Exercise aim - Produce an exact copy of all the data below, dropping every image.
+-------+
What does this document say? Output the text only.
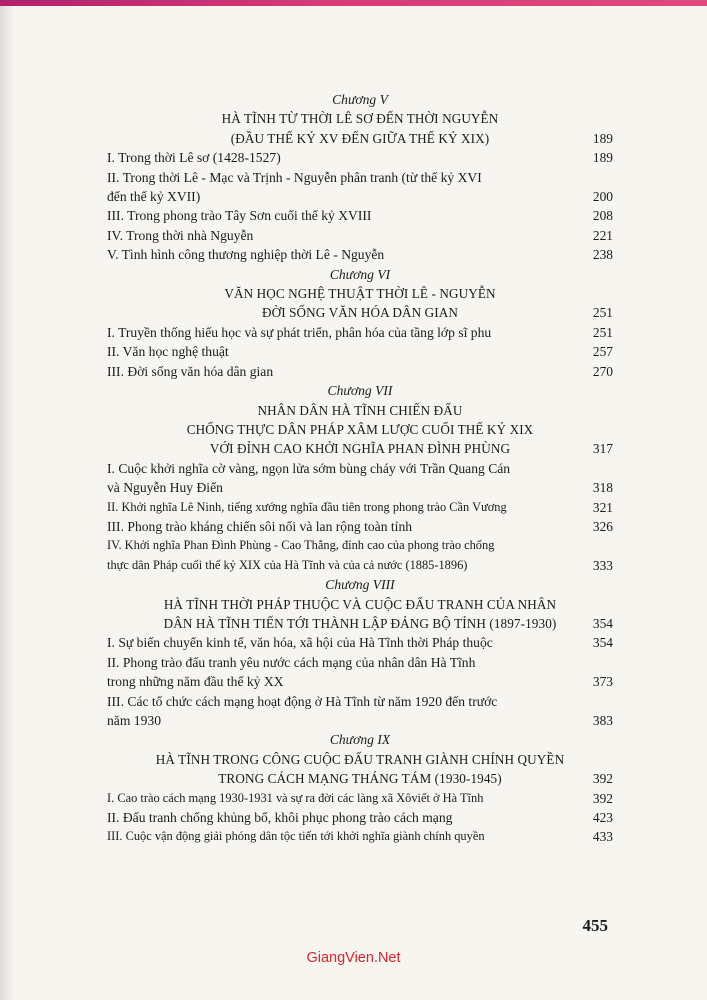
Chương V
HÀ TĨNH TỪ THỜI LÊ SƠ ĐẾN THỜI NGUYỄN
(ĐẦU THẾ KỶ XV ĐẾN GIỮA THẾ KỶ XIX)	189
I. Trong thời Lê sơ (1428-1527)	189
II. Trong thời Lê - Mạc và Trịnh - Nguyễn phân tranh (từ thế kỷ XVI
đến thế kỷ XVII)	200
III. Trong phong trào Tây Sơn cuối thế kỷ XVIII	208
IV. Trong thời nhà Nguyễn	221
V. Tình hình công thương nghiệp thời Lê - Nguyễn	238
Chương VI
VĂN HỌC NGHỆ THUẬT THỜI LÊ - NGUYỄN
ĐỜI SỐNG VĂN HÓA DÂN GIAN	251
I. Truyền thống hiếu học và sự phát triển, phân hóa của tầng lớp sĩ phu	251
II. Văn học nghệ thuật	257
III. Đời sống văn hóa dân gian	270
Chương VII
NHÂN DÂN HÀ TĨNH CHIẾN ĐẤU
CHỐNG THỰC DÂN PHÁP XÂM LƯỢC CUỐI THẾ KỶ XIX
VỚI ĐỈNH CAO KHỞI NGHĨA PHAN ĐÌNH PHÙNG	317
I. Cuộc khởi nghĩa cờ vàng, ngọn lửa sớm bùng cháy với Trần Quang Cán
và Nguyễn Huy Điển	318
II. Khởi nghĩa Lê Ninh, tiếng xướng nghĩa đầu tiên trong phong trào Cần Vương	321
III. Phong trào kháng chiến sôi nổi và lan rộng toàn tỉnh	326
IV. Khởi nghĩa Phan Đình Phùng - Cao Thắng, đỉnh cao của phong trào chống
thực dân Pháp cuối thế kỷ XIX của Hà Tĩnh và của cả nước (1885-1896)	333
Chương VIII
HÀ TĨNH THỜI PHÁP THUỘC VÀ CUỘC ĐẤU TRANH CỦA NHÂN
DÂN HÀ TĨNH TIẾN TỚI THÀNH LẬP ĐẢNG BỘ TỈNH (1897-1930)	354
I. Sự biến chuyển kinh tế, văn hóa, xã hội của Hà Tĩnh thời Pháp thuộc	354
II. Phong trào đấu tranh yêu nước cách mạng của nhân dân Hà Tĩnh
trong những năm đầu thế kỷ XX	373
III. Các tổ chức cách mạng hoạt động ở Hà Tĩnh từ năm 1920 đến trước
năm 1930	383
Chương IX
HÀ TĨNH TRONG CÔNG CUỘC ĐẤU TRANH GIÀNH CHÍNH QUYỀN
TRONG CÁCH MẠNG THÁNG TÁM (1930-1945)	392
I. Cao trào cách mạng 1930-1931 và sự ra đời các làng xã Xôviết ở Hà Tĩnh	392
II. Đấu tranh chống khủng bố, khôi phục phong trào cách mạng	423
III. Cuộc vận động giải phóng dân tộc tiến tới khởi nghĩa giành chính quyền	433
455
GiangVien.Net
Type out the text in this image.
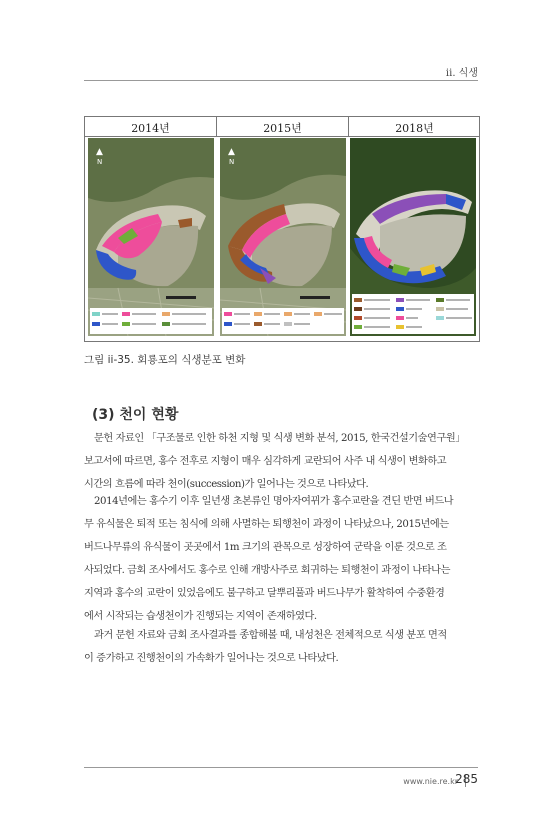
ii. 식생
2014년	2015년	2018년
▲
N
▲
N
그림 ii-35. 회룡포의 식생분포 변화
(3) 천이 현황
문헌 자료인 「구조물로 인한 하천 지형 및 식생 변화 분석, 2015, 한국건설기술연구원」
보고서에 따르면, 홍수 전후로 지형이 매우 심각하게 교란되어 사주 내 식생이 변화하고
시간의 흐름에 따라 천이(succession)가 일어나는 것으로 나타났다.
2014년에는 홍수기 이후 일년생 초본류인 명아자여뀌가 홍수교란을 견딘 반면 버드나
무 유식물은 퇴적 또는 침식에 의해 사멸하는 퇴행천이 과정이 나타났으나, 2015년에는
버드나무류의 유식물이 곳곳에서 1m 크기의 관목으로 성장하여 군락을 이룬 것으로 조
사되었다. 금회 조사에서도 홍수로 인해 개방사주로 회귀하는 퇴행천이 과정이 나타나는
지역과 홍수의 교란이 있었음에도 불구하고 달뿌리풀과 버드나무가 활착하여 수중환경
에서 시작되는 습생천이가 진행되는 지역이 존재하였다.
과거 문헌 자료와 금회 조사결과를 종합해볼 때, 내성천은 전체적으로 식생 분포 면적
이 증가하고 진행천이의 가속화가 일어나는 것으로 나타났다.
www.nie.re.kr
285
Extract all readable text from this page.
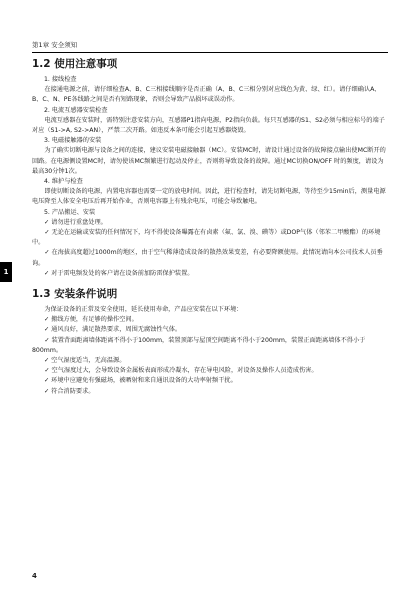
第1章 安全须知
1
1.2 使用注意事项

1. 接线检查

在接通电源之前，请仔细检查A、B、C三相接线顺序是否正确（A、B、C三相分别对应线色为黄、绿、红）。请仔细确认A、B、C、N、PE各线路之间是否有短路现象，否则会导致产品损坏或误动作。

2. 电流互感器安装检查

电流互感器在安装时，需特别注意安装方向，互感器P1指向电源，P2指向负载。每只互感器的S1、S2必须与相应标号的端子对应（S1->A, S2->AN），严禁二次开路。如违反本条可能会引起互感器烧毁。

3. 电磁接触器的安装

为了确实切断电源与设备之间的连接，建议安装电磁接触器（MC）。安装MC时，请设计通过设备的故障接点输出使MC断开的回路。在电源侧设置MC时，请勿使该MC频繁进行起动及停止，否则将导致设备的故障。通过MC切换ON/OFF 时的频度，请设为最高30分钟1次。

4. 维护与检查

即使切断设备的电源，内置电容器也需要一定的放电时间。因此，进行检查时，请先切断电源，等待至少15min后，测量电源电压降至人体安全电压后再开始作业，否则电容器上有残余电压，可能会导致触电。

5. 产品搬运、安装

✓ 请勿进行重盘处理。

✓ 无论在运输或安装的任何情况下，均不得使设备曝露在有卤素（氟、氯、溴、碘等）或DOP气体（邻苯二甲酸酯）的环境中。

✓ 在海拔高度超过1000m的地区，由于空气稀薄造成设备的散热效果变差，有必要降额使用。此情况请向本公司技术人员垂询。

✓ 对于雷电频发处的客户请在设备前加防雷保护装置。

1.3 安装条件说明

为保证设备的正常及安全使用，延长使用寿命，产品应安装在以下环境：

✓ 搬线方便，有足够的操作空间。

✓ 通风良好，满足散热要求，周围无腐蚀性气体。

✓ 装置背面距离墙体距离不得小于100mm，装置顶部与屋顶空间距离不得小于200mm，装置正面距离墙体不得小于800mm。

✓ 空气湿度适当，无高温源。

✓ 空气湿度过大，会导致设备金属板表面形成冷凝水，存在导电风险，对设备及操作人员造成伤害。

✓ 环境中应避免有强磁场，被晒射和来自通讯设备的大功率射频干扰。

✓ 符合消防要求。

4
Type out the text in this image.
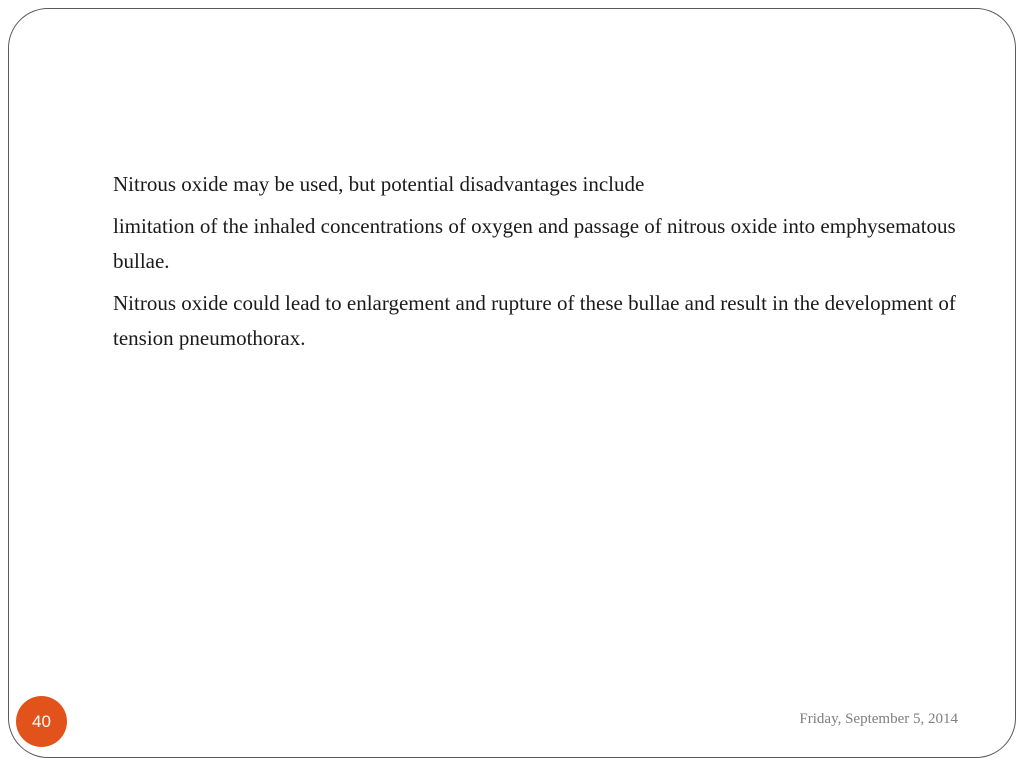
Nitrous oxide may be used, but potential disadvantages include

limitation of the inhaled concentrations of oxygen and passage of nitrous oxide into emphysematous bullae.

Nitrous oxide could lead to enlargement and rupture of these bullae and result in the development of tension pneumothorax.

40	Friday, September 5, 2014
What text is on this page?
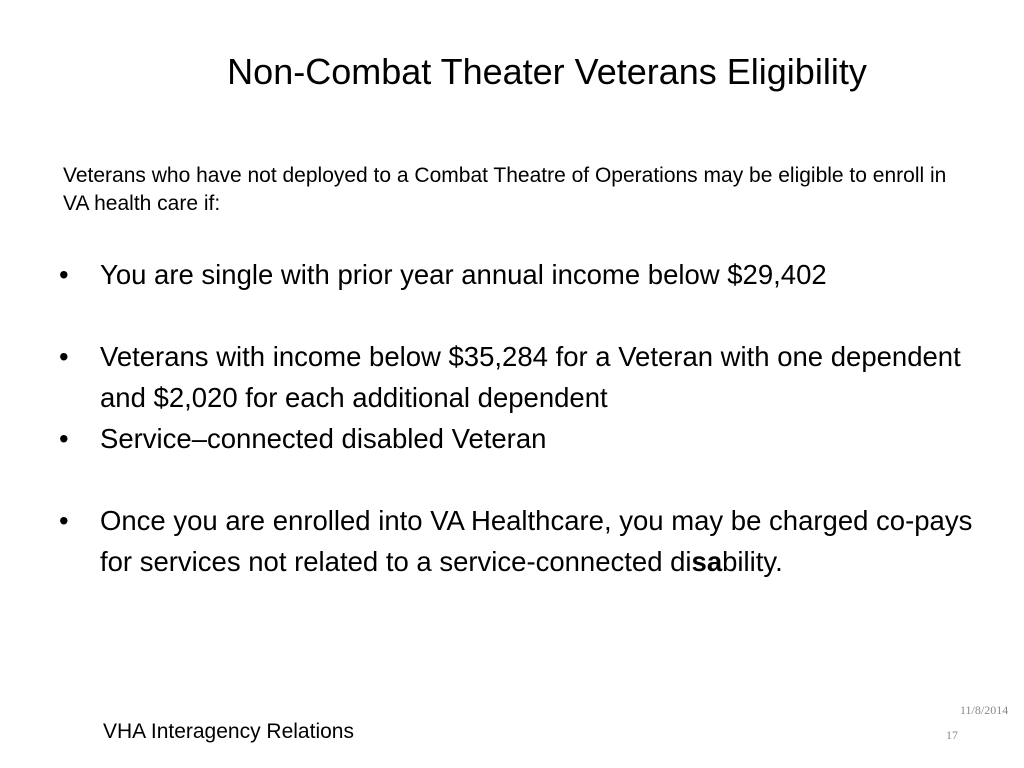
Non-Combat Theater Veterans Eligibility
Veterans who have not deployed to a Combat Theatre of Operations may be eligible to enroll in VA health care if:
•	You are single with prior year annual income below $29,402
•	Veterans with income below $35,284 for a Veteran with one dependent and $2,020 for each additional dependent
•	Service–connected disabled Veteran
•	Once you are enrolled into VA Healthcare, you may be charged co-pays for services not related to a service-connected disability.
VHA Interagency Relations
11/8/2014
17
+-------+
Task response -
What does this document say? Output the text only.
Chương V
HÀ TĨNH TỪ THỜI LÊ SƠ ĐẾN THỜI NGUYỄN
(ĐẦU THẾ KỶ XV ĐẾN GIỮA THẾ KỶ XIX)	189
I. Trong thời Lê sơ (1428-1527)	189
II. Trong thời Lê - Mạc và Trịnh - Nguyễn phân tranh (từ thế kỷ XVI
đến thế kỷ XVII)	200
III. Trong phong trào Tây Sơn cuối thế kỷ XVIII	208
IV. Trong thời nhà Nguyễn	221
V. Tình hình công thương nghiệp thời Lê - Nguyễn	238
Chương VI
VĂN HỌC NGHỆ THUẬT THỜI LÊ - NGUYỄN
ĐỜI SỐNG VĂN HÓA DÂN GIAN	251
I. Truyền thống hiếu học và sự phát triển, phân hóa của tầng lớp sĩ phu	251
II. Văn học nghệ thuật	257
III. Đời sống văn hóa dân gian	270
Chương VII
NHÂN DÂN HÀ TĨNH CHIẾN ĐẤU
CHỐNG THỰC DÂN PHÁP XÂM LƯỢC CUỐI THẾ KỶ XIX
VỚI ĐỈNH CAO KHỞI NGHĨA PHAN ĐÌNH PHÙNG	317
I. Cuộc khởi nghĩa cờ vàng, ngọn lửa sớm bùng cháy với Trần Quang Cán
và Nguyễn Huy Điển	318
II. Khởi nghĩa Lê Ninh, tiếng xướng nghĩa đầu tiên trong phong trào Cần Vương	321
III. Phong trào kháng chiến sôi nổi và lan rộng toàn tỉnh	326
IV. Khởi nghĩa Phan Đình Phùng - Cao Thắng, đỉnh cao của phong trào chống
thực dân Pháp cuối thế kỷ XIX của Hà Tĩnh và của cả nước (1885-1896)	333
Chương VIII
HÀ TĨNH THỜI PHÁP THUỘC VÀ CUỘC ĐẤU TRANH CỦA NHÂN
DÂN HÀ TĨNH TIẾN TỚI THÀNH LẬP ĐẢNG BỘ TỈNH (1897-1930)	354
I. Sự biến chuyển kinh tế, văn hóa, xã hội của Hà Tĩnh thời Pháp thuộc	354
II. Phong trào đấu tranh yêu nước cách mạng của nhân dân Hà Tĩnh
trong những năm đầu thế kỷ XX	373
III. Các tổ chức cách mạng hoạt động ở Hà Tĩnh từ năm 1920 đến trước
năm 1930	383
Chương IX
HÀ TĨNH TRONG CÔNG CUỘC ĐẤU TRANH GIÀNH CHÍNH QUYỀN
TRONG CÁCH MẠNG THÁNG TÁM (1930-1945)	392
I. Cao trào cách mạng 1930-1931 và sự ra đời các làng xã Xôviết ở Hà Tĩnh	392
II. Đấu tranh chống khủng bố, khôi phục phong trào cách mạng	423
III. Cuộc vận động giải phóng dân tộc tiến tới khởi nghĩa giành chính quyền	433
455
GiangVien.Net
Type out the text in this image.
ii. 식생
2014년	2015년	2018년
▲
N
▲
N
그림 ii-35. 회룡포의 식생분포 변화
(3) 천이 현황
문헌 자료인 「구조물로 인한 하천 지형 및 식생 변화 분석, 2015, 한국건설기술연구원」
보고서에 따르면, 홍수 전후로 지형이 매우 심각하게 교란되어 사주 내 식생이 변화하고
시간의 흐름에 따라 천이(succession)가 일어나는 것으로 나타났다.
2014년에는 홍수기 이후 일년생 초본류인 명아자여뀌가 홍수교란을 견딘 반면 버드나
무 유식물은 퇴적 또는 침식에 의해 사멸하는 퇴행천이 과정이 나타났으나, 2015년에는
버드나무류의 유식물이 곳곳에서 1m 크기의 관목으로 성장하여 군락을 이룬 것으로 조
사되었다. 금회 조사에서도 홍수로 인해 개방사주로 회귀하는 퇴행천이 과정이 나타나는
지역과 홍수의 교란이 있었음에도 불구하고 달뿌리풀과 버드나무가 활착하여 수중환경
에서 시작되는 습생천이가 진행되는 지역이 존재하였다.
과거 문헌 자료와 금회 조사결과를 종합해볼 때, 내성천은 전체적으로 식생 분포 면적
이 증가하고 진행천이의 가속화가 일어나는 것으로 나타났다.
www.nie.re.kr
285
Extract all readable text from this page.
第1章 安全须知
1
1.2 使用注意事项

1. 接线检查

在接通电源之前，请仔细检查A、B、C三相接线顺序是否正确（A、B、C三相分别对应线色为黄、绿、红）。请仔细确认A、B、C、N、PE各线路之间是否有短路现象，否则会导致产品损坏或误动作。

2. 电流互感器安装检查

电流互感器在安装时，需特别注意安装方向，互感器P1指向电源，P2指向负载。每只互感器的S1、S2必须与相应标号的端子对应（S1->A, S2->AN），严禁二次开路。如违反本条可能会引起互感器烧毁。

3. 电磁接触器的安装

为了确实切断电源与设备之间的连接，建议安装电磁接触器（MC）。安装MC时，请设计通过设备的故障接点输出使MC断开的回路。在电源侧设置MC时，请勿使该MC频繁进行起动及停止，否则将导致设备的故障。通过MC切换ON/OFF 时的频度，请设为最高30分钟1次。

4. 维护与检查

即使切断设备的电源，内置电容器也需要一定的放电时间。因此，进行检查时，请先切断电源，等待至少15min后，测量电源电压降至人体安全电压后再开始作业，否则电容器上有残余电压，可能会导致触电。

5. 产品搬运、安装

✓ 请勿进行重盘处理。

✓ 无论在运输或安装的任何情况下，均不得使设备曝露在有卤素（氟、氯、溴、碘等）或DOP气体（邻苯二甲酸酯）的环境中。

✓ 在海拔高度超过1000m的地区，由于空气稀薄造成设备的散热效果变差，有必要降额使用。此情况请向本公司技术人员垂询。

✓ 对于雷电频发处的客户请在设备前加防雷保护装置。

1.3 安装条件说明

为保证设备的正常及安全使用，延长使用寿命，产品应安装在以下环境：

✓ 搬线方便，有足够的操作空间。

✓ 通风良好，满足散热要求，周围无腐蚀性气体。

✓ 装置背面距离墙体距离不得小于100mm，装置顶部与屋顶空间距离不得小于200mm，装置正面距离墙体不得小于800mm。

✓ 空气湿度适当，无高温源。

✓ 空气湿度过大，会导致设备金属板表面形成冷凝水，存在导电风险，对设备及操作人员造成伤害。

✓ 环境中应避免有强磁场，被晒射和来自通讯设备的大功率射频干扰。

✓ 符合消防要求。

4
Type out the text in this image.
Nitrous oxide may be used, but potential disadvantages include

limitation of the inhaled concentrations of oxygen and passage of nitrous oxide into emphysematous bullae.

Nitrous oxide could lead to enlargement and rupture of these bullae and result in the development of tension pneumothorax.

40	Friday, September 5, 2014
What text is on this page?
Non-Combat Theater Veterans Eligibility
Veterans who have not deployed to a Combat Theatre of Operations may be eligible to enroll in VA health care if:
•	You are single with prior year annual income below $29,402
•	Veterans with income below $35,284 for a Veteran with one dependent and $2,020 for each additional dependent
•	Service–connected disabled Veteran
•	Once you are enrolled into VA Healthcare, you may be charged co-pays for services not related to a service-connected disability.
VHA Interagency Relations
11/8/2014
17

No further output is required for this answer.